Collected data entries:

_ _ _ _

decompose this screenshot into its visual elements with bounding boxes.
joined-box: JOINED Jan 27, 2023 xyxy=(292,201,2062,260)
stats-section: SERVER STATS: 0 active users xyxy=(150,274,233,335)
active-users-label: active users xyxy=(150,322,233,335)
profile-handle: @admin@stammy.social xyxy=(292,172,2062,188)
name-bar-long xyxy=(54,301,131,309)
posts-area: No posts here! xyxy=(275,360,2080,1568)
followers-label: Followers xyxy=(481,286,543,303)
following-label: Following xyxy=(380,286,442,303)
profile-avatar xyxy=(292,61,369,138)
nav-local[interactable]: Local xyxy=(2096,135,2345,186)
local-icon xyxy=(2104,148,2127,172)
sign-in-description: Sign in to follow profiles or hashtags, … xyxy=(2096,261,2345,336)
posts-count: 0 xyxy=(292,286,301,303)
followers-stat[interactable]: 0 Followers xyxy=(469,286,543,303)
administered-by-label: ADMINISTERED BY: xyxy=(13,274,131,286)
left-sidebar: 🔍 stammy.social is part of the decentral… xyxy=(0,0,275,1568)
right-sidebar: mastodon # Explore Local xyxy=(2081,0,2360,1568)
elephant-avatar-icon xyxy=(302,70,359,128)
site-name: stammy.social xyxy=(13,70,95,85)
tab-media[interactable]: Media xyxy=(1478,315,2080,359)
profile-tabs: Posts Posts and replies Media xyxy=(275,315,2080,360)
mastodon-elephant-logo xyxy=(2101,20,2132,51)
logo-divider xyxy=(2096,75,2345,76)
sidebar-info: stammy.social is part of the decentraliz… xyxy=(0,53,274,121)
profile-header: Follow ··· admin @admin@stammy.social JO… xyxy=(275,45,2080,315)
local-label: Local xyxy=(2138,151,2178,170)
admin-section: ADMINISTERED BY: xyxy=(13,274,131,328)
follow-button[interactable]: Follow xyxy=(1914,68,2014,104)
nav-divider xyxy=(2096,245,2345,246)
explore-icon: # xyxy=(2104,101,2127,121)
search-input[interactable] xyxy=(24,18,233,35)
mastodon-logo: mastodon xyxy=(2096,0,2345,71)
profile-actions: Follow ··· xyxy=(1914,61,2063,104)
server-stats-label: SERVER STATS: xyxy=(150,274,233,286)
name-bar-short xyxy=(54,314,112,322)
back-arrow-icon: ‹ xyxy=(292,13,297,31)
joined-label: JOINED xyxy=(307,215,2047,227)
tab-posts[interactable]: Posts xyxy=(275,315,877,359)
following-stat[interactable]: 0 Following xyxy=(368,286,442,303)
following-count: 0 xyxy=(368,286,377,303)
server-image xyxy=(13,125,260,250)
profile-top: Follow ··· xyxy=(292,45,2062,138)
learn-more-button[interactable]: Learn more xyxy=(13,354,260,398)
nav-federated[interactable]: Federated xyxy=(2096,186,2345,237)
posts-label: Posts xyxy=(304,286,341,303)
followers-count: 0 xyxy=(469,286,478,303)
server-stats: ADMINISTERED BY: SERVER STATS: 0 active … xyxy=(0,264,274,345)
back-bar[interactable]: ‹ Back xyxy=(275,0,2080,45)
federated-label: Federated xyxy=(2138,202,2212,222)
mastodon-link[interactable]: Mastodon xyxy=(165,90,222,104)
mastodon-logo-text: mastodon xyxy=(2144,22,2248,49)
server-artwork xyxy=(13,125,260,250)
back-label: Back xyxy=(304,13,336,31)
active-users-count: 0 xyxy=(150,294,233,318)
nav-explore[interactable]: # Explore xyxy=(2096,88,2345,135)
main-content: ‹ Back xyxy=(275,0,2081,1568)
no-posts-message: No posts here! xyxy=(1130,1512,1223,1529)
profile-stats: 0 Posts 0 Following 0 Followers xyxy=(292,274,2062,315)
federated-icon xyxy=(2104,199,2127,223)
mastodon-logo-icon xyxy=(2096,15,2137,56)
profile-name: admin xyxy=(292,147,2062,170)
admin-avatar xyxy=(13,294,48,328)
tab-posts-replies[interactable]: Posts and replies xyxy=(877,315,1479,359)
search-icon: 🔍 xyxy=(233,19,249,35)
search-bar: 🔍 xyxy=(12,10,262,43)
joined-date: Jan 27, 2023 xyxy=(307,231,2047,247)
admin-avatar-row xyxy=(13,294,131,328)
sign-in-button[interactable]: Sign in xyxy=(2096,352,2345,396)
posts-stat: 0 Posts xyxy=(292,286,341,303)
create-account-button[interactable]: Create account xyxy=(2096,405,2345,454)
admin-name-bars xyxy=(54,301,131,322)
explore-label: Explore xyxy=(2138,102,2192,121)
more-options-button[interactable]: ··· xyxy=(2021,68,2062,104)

_ _ _ _

EXERCISE DESCRIPTION: Please reproduce the lines from the start of the data up to and including the line with "active-users-label: active users".

ANSWER BELOW:
decompose this screenshot into its visual elements with bounding boxes.
joined-box: JOINED Jan 27, 2023 xyxy=(292,201,2062,260)
stats-section: SERVER STATS: 0 active users xyxy=(150,274,233,335)
active-users-label: active users xyxy=(150,322,233,335)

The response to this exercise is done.